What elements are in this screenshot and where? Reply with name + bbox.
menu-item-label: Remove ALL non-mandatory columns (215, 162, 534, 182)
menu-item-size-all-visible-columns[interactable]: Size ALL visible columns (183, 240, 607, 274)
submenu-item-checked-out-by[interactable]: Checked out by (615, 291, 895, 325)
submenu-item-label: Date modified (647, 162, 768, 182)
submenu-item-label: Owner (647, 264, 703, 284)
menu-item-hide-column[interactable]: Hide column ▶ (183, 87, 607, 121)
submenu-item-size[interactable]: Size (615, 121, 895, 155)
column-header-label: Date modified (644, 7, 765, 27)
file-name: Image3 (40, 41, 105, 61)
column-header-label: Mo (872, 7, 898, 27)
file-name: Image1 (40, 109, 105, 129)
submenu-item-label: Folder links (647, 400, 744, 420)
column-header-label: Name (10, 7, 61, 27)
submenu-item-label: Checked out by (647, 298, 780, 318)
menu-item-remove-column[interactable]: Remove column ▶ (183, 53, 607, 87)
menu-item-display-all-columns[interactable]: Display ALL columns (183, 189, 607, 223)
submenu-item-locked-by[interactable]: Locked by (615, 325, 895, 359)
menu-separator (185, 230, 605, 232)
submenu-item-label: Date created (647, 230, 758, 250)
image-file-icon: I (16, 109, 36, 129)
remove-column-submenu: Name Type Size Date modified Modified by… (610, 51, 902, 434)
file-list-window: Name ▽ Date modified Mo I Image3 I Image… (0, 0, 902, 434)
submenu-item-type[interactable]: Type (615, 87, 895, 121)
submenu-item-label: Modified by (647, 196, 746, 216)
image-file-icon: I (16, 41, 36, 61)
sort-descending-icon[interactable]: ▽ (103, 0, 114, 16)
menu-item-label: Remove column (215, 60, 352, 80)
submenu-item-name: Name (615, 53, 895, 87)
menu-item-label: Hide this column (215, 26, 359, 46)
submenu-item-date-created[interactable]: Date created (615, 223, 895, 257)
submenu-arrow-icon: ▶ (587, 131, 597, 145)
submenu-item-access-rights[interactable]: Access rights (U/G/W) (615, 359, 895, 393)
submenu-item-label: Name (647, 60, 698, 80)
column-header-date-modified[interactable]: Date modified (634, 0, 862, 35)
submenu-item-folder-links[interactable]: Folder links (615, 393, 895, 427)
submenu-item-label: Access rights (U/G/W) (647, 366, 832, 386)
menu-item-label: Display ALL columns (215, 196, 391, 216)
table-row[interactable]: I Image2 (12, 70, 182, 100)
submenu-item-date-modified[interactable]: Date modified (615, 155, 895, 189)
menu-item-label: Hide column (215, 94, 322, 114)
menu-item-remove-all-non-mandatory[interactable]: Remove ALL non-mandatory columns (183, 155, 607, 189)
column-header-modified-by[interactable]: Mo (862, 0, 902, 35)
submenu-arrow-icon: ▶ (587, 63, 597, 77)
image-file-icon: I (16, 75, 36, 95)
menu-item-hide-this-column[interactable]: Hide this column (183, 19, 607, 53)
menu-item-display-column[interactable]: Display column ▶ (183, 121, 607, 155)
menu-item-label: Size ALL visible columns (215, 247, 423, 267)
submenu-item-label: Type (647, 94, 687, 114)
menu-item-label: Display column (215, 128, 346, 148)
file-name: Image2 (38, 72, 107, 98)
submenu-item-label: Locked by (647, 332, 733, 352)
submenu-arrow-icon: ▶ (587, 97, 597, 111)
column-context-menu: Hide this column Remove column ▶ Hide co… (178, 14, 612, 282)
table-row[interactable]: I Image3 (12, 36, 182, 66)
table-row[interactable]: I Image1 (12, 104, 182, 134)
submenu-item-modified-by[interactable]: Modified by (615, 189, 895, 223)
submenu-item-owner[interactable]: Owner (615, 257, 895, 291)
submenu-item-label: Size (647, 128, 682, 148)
* * * * * * * * *
WHAT YOU SHOULD DO ->
Reproduce the listing above from its first line through the line containing "menu-item-remove-column[interactable]: Remove column", including both.

SOLUTION ->
What elements are in this screenshot and where? Reply with name + bbox.
menu-item-label: Remove ALL non-mandatory columns (215, 162, 534, 182)
menu-item-size-all-visible-columns[interactable]: Size ALL visible columns (183, 240, 607, 274)
submenu-item-checked-out-by[interactable]: Checked out by (615, 291, 895, 325)
submenu-item-label: Date modified (647, 162, 768, 182)
submenu-item-label: Owner (647, 264, 703, 284)
menu-item-hide-column[interactable]: Hide column ▶ (183, 87, 607, 121)
submenu-item-size[interactable]: Size (615, 121, 895, 155)
column-header-label: Date modified (644, 7, 765, 27)
file-name: Image3 (40, 41, 105, 61)
column-header-label: Mo (872, 7, 898, 27)
file-name: Image1 (40, 109, 105, 129)
submenu-item-label: Folder links (647, 400, 744, 420)
column-header-label: Name (10, 7, 61, 27)
submenu-item-label: Checked out by (647, 298, 780, 318)
menu-item-remove-column[interactable]: Remove column ▶ (183, 53, 607, 87)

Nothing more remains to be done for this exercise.